== EXCERPTED DATA ==

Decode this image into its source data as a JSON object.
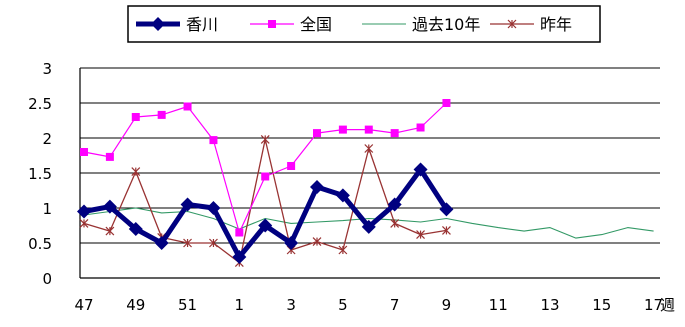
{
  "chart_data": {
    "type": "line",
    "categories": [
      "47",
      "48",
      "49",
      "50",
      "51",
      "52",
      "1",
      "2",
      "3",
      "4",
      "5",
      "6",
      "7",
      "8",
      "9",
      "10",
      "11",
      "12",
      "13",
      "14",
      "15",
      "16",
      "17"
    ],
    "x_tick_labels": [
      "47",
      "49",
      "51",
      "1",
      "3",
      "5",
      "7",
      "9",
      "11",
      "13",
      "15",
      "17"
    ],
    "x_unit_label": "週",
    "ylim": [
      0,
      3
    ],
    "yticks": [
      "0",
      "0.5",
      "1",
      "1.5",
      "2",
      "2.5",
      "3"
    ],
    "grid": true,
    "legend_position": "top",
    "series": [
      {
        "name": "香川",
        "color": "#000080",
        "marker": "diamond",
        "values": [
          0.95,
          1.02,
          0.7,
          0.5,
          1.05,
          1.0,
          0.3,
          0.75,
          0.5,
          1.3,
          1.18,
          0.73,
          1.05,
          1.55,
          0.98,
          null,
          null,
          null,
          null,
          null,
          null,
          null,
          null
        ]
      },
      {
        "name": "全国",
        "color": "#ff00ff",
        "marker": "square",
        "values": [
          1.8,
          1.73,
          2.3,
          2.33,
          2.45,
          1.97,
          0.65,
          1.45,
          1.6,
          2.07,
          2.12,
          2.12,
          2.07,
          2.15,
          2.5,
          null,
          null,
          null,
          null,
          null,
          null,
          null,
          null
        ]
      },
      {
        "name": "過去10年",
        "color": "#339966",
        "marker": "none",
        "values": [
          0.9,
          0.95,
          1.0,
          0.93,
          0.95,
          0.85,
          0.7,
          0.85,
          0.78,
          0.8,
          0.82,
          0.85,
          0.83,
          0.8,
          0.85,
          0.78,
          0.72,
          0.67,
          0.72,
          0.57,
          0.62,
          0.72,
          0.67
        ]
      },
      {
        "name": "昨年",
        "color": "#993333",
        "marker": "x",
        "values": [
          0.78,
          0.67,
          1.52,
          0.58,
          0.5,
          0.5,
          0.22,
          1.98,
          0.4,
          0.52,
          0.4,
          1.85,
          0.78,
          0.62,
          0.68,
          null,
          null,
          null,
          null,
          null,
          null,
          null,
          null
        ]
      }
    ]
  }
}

===
== EXCERPTED DATA ==

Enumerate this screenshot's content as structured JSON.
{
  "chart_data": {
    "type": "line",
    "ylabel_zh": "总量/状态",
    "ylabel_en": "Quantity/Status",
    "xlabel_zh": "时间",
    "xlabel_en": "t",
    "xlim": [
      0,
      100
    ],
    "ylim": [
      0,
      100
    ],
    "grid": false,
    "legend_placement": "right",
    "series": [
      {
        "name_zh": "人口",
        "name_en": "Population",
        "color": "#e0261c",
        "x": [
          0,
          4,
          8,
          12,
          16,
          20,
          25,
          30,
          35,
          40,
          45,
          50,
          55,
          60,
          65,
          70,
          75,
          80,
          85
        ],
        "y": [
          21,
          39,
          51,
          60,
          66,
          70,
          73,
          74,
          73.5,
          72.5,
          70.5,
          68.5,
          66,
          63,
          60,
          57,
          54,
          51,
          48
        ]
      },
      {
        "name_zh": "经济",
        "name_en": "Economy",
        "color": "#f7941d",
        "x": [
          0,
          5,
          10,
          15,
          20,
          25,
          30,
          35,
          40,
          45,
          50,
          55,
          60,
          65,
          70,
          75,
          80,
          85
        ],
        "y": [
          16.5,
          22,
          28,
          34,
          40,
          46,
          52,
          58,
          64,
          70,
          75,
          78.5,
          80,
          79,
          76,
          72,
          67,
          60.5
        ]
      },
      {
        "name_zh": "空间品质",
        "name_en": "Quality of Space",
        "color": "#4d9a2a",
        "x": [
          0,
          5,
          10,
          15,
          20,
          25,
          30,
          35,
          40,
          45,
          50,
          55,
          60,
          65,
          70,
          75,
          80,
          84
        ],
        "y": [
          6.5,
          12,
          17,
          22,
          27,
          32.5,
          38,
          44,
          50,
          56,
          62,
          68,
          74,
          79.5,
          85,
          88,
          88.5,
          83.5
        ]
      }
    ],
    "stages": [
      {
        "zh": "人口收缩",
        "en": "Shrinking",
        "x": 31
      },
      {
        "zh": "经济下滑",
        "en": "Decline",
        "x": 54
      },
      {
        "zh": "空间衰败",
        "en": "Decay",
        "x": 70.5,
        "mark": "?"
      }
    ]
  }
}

===

- **THE TASK**
Determine how many lines in the listing above hold the word "this", answering with the number only.

- **ANSWER BELOW**
2